> Material for the task
________

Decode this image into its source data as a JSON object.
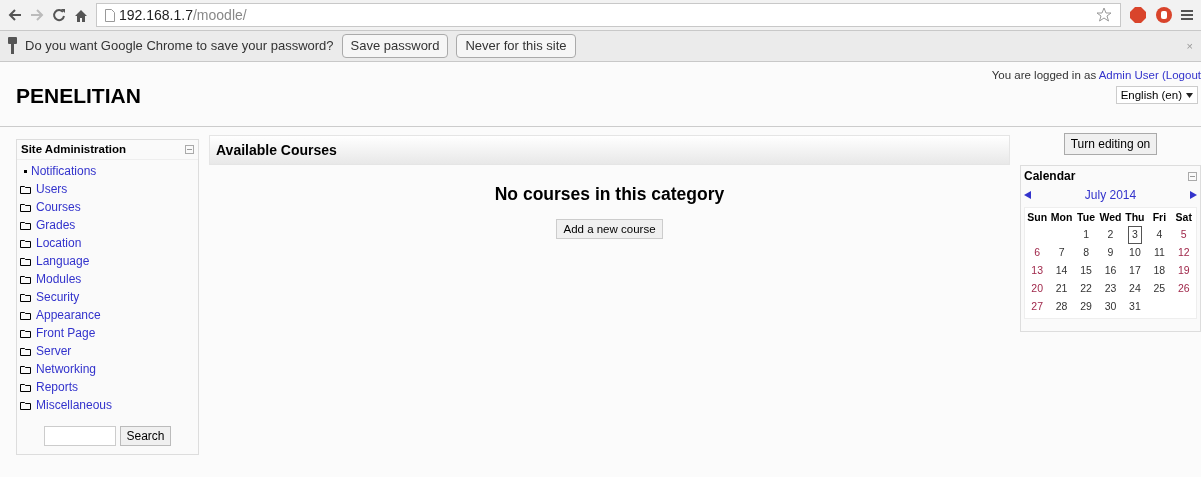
{
  "browser": {
    "url_host": "192.168.1.7",
    "url_path": "/moodle/"
  },
  "password_bar": {
    "message": "Do you want Google Chrome to save your password?",
    "buttons": [
      "Save password",
      "Never for this site"
    ],
    "close": "×"
  },
  "header": {
    "site_name": "PENELITIAN",
    "login_prefix": "You are logged in as",
    "user": "Admin User",
    "logout": "(Logout",
    "language": "English (en)"
  },
  "site_admin": {
    "title": "Site Administration",
    "items": [
      {
        "label": "Notifications",
        "kind": "leaf"
      },
      {
        "label": "Users",
        "kind": "folder"
      },
      {
        "label": "Courses",
        "kind": "folder"
      },
      {
        "label": "Grades",
        "kind": "folder"
      },
      {
        "label": "Location",
        "kind": "folder"
      },
      {
        "label": "Language",
        "kind": "folder"
      },
      {
        "label": "Modules",
        "kind": "folder"
      },
      {
        "label": "Security",
        "kind": "folder"
      },
      {
        "label": "Appearance",
        "kind": "folder"
      },
      {
        "label": "Front Page",
        "kind": "folder"
      },
      {
        "label": "Server",
        "kind": "folder"
      },
      {
        "label": "Networking",
        "kind": "folder"
      },
      {
        "label": "Reports",
        "kind": "folder"
      },
      {
        "label": "Miscellaneous",
        "kind": "folder"
      }
    ],
    "search_button": "Search"
  },
  "main": {
    "title": "Available Courses",
    "message": "No courses in this category",
    "button": "Add a new course"
  },
  "editing_button": "Turn editing on",
  "calendar": {
    "title": "Calendar",
    "month": "July 2014",
    "weekdays": [
      "Sun",
      "Mon",
      "Tue",
      "Wed",
      "Thu",
      "Fri",
      "Sat"
    ],
    "weeks": [
      {
        "kind": "partial_start",
        "days": [
          {
            "day": "1",
            "weekend": false,
            "selected": false
          },
          {
            "day": "2",
            "weekend": false,
            "selected": false
          },
          {
            "day": "3",
            "weekend": false,
            "selected": true
          },
          {
            "day": "4",
            "weekend": false,
            "selected": false
          },
          {
            "day": "5",
            "weekend": true,
            "selected": false
          }
        ]
      },
      {
        "kind": "full",
        "days": [
          {
            "day": "6",
            "weekend": true,
            "selected": false
          },
          {
            "day": "7",
            "weekend": false,
            "selected": false
          },
          {
            "day": "8",
            "weekend": false,
            "selected": false
          },
          {
            "day": "9",
            "weekend": false,
            "selected": false
          },
          {
            "day": "10",
            "weekend": false,
            "selected": false
          },
          {
            "day": "11",
            "weekend": false,
            "selected": false
          },
          {
            "day": "12",
            "weekend": true,
            "selected": false
          }
        ]
      },
      {
        "kind": "full",
        "days": [
          {
            "day": "13",
            "weekend": true,
            "selected": false
          },
          {
            "day": "14",
            "weekend": false,
            "selected": false
          },
          {
            "day": "15",
            "weekend": false,
            "selected": false
          },
          {
            "day": "16",
            "weekend": false,
            "selected": false
          },
          {
            "day": "17",
            "weekend": false,
            "selected": false
          },
          {
            "day": "18",
            "weekend": false,
            "selected": false
          },
          {
            "day": "19",
            "weekend": true,
            "selected": false
          }
        ]
      },
      {
        "kind": "full",
        "days": [
          {
            "day": "20",
            "weekend": true,
            "selected": false
          },
          {
            "day": "21",
            "weekend": false,
            "selected": false
          },
          {
            "day": "22",
            "weekend": false,
            "selected": false
          },
          {
            "day": "23",
            "weekend": false,
            "selected": false
          },
          {
            "day": "24",
            "weekend": false,
            "selected": false
          },
          {
            "day": "25",
            "weekend": false,
            "selected": false
          },
          {
            "day": "26",
            "weekend": true,
            "selected": false
          }
        ]
      },
      {
        "kind": "partial_end",
        "days": [
          {
            "day": "27",
            "weekend": true,
            "selected": false
          },
          {
            "day": "28",
            "weekend": false,
            "selected": false
          },
          {
            "day": "29",
            "weekend": false,
            "selected": false
          },
          {
            "day": "30",
            "weekend": false,
            "selected": false
          },
          {
            "day": "31",
            "weekend": false,
            "selected": false
          }
        ]
      }
    ]
  }
}
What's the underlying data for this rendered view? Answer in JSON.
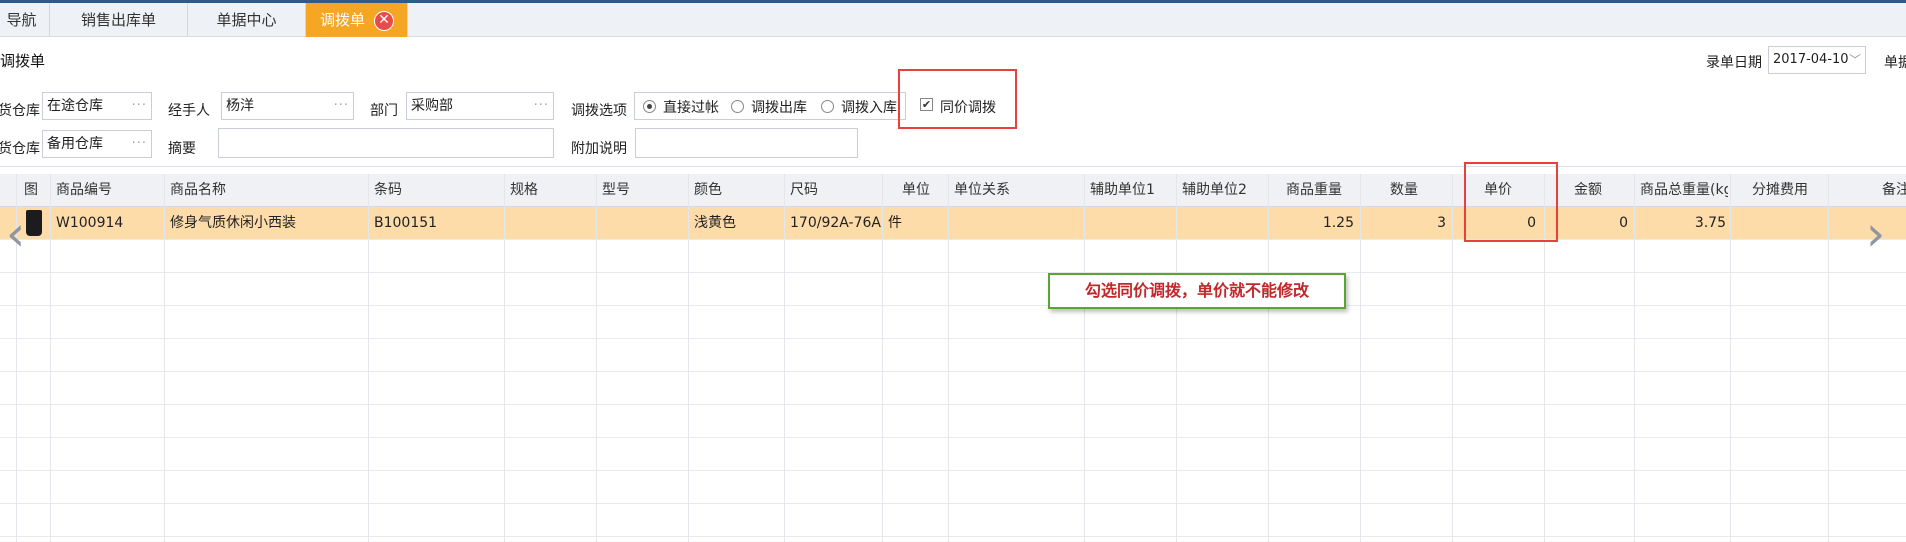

________

> Aim of the exercise
Of the lines above, how many include the word "JSON"? Reply with the number alone.

> Exercise response
2